:: Exercise requirements ::
State the number of lines in these records that include the word "triangle", and add nothing to it.

======== Exercise material

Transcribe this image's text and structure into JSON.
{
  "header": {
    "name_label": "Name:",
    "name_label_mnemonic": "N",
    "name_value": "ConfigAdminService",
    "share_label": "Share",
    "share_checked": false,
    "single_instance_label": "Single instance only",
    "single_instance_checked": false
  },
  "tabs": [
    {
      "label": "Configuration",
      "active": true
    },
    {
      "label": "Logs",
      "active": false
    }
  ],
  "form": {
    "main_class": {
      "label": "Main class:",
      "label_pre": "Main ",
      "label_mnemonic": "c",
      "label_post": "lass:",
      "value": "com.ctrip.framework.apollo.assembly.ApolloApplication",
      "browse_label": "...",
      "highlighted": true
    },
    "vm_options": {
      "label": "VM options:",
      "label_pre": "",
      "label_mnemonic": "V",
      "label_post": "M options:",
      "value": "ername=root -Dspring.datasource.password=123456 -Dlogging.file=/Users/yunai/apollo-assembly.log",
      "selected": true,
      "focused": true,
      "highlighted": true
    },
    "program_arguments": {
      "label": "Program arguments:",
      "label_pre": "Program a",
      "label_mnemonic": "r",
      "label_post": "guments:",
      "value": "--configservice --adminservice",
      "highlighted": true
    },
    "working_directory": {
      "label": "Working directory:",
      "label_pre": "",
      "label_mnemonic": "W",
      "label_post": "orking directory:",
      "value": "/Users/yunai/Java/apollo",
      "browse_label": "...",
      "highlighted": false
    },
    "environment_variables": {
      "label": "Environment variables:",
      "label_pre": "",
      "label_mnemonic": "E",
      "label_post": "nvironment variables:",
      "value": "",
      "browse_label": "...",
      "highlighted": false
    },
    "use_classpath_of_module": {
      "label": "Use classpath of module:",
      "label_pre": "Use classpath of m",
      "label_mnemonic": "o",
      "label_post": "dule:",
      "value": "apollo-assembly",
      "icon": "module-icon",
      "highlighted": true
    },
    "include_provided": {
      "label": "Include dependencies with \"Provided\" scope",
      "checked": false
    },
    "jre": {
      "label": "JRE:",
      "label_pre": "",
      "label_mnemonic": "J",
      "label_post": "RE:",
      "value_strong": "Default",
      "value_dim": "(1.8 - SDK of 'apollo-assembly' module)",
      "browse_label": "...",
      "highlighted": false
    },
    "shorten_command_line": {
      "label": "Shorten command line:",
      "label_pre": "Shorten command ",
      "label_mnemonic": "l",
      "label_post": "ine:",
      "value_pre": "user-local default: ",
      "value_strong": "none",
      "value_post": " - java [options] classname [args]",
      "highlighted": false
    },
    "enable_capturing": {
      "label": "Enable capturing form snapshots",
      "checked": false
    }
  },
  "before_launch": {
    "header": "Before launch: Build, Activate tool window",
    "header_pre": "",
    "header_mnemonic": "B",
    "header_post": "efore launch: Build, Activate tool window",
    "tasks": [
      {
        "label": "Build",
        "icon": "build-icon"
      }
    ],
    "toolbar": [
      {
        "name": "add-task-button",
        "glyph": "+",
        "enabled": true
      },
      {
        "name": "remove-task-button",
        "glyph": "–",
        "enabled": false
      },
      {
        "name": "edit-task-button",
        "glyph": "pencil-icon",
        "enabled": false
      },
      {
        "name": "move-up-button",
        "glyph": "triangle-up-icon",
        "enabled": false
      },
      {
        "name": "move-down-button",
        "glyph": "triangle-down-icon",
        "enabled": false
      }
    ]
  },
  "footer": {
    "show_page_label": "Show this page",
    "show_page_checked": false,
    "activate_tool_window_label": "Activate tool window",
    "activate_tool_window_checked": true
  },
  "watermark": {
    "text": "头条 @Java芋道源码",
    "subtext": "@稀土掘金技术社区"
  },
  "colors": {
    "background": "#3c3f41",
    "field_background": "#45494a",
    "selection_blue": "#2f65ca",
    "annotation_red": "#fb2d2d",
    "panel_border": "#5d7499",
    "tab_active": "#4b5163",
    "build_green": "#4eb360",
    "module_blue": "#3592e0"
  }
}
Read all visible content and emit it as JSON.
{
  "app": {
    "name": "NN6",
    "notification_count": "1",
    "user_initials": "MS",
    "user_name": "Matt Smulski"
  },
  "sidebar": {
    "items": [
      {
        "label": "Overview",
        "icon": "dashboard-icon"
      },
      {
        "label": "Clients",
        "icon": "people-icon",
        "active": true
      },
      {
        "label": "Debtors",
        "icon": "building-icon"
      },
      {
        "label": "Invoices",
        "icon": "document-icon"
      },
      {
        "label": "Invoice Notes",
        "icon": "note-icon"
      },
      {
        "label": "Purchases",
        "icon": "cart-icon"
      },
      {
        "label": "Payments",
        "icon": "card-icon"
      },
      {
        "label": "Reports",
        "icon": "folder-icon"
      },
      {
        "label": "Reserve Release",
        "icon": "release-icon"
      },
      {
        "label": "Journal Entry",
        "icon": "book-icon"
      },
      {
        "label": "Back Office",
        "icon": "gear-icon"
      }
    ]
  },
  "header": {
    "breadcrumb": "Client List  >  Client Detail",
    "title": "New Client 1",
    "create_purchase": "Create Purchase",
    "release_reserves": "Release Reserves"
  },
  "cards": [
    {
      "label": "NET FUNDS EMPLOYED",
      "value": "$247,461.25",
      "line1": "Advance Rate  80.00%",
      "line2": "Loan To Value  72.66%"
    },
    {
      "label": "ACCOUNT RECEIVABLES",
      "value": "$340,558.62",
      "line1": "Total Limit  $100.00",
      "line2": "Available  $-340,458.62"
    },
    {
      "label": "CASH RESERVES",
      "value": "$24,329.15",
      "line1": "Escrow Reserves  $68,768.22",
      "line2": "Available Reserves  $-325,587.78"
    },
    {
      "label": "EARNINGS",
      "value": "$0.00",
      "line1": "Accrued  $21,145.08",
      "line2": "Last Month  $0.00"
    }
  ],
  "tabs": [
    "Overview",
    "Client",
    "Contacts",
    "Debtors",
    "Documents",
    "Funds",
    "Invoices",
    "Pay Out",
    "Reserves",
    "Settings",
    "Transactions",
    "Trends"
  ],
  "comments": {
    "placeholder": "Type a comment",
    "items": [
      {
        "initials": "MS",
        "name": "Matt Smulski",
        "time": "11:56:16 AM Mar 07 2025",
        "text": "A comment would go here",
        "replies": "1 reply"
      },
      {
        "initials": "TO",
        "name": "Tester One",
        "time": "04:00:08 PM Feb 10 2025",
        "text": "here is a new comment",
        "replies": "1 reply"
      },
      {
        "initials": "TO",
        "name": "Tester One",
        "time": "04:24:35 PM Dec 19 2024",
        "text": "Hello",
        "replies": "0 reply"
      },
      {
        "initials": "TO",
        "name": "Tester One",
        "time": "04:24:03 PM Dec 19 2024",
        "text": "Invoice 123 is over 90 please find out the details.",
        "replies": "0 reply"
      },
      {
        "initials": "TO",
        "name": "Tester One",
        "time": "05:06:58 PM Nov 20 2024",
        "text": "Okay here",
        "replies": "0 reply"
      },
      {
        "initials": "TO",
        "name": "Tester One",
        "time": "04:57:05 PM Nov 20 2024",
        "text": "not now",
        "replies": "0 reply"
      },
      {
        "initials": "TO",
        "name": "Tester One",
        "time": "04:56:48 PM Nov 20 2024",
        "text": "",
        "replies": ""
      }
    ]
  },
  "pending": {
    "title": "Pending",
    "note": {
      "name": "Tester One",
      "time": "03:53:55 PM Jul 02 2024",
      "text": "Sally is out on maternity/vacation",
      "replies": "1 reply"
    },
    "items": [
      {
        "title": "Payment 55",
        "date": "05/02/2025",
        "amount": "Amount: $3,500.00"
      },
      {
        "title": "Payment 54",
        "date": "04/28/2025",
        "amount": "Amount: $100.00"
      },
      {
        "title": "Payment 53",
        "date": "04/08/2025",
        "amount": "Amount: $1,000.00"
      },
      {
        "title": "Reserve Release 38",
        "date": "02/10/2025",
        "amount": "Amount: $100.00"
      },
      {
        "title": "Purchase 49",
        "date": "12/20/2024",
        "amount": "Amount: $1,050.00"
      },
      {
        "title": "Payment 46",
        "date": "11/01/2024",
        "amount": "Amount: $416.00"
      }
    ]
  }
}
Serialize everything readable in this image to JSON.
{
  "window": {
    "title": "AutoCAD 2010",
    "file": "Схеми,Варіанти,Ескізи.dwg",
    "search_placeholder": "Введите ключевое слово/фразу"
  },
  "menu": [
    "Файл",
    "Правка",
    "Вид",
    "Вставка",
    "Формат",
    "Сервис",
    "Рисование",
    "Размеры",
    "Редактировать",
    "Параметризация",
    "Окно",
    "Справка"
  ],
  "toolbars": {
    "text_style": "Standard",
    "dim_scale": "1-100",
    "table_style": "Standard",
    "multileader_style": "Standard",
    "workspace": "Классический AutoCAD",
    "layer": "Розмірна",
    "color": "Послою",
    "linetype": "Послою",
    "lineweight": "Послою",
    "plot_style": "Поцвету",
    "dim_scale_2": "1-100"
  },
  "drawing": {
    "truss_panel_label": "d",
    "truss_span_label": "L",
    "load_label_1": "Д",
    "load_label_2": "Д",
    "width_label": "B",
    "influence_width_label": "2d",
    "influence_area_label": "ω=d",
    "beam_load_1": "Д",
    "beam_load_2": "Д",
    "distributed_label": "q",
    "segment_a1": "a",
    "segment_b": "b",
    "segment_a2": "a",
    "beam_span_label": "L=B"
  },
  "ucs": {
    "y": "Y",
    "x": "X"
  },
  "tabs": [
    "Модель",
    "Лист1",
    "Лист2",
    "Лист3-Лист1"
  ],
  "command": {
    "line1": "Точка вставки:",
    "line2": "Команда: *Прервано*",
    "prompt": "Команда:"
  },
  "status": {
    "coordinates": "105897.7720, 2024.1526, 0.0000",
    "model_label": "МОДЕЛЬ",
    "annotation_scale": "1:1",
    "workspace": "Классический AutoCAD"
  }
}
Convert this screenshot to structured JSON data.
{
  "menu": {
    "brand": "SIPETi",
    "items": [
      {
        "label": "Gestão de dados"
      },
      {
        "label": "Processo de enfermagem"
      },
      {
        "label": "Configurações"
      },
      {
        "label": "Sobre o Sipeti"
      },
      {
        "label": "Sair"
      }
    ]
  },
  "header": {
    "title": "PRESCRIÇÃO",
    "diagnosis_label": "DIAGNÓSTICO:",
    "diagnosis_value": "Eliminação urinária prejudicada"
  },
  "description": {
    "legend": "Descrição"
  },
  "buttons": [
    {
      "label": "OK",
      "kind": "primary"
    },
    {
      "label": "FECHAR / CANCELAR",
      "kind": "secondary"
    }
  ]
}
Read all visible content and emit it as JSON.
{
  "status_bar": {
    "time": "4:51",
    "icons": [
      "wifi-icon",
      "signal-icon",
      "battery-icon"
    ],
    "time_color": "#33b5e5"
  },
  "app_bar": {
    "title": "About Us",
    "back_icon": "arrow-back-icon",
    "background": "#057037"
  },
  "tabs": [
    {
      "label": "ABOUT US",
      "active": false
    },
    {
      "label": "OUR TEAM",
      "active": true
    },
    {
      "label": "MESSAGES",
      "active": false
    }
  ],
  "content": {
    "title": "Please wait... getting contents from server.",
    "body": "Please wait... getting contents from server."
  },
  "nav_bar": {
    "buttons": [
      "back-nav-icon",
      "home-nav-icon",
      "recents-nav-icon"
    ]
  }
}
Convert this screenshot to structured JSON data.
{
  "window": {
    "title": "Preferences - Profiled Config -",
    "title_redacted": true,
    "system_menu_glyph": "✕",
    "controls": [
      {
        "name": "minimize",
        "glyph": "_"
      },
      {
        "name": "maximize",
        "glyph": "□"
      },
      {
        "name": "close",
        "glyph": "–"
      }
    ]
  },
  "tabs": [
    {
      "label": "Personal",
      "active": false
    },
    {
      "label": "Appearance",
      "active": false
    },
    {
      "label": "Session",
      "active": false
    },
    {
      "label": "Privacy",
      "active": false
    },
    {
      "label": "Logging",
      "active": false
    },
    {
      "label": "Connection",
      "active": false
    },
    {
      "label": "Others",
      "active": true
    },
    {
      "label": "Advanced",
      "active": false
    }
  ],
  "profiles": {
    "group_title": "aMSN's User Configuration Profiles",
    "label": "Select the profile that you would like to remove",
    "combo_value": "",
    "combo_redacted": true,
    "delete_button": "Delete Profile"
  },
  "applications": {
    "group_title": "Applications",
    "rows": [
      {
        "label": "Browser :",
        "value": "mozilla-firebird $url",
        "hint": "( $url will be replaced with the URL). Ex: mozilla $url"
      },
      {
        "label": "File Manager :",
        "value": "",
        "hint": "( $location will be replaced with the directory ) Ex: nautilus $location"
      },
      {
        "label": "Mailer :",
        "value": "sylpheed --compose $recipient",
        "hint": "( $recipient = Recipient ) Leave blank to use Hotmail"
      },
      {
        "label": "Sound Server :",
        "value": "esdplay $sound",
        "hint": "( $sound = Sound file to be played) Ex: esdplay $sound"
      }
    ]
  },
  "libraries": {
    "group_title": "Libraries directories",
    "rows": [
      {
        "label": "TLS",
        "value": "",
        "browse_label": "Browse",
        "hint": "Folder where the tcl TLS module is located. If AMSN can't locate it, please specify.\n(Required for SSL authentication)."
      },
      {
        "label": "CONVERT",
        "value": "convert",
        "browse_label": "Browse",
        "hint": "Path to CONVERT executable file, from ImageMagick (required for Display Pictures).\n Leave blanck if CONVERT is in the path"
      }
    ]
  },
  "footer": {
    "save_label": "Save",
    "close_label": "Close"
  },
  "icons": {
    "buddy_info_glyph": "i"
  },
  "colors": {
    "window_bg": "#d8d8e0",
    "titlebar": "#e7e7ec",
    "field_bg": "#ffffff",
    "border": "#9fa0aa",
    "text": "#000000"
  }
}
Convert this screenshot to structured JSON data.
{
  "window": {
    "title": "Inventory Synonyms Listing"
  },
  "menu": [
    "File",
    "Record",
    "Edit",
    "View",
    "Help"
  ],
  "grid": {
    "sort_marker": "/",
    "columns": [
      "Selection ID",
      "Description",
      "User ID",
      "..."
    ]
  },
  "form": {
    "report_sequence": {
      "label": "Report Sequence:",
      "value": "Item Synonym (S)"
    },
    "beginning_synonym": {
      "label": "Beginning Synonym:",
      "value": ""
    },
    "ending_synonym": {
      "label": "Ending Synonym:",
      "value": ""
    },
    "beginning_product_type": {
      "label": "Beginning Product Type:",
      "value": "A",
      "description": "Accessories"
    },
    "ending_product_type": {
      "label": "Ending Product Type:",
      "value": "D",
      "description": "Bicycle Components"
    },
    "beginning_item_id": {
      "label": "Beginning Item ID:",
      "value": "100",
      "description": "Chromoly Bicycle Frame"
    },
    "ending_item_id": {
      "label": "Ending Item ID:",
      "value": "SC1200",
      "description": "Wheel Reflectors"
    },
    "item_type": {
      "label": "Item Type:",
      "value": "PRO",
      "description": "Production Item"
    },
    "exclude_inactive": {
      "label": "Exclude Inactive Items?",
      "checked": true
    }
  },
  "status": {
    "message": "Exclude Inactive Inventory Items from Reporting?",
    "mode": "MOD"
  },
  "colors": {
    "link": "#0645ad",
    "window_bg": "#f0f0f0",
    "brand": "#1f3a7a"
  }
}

================

:: Written solution ::
2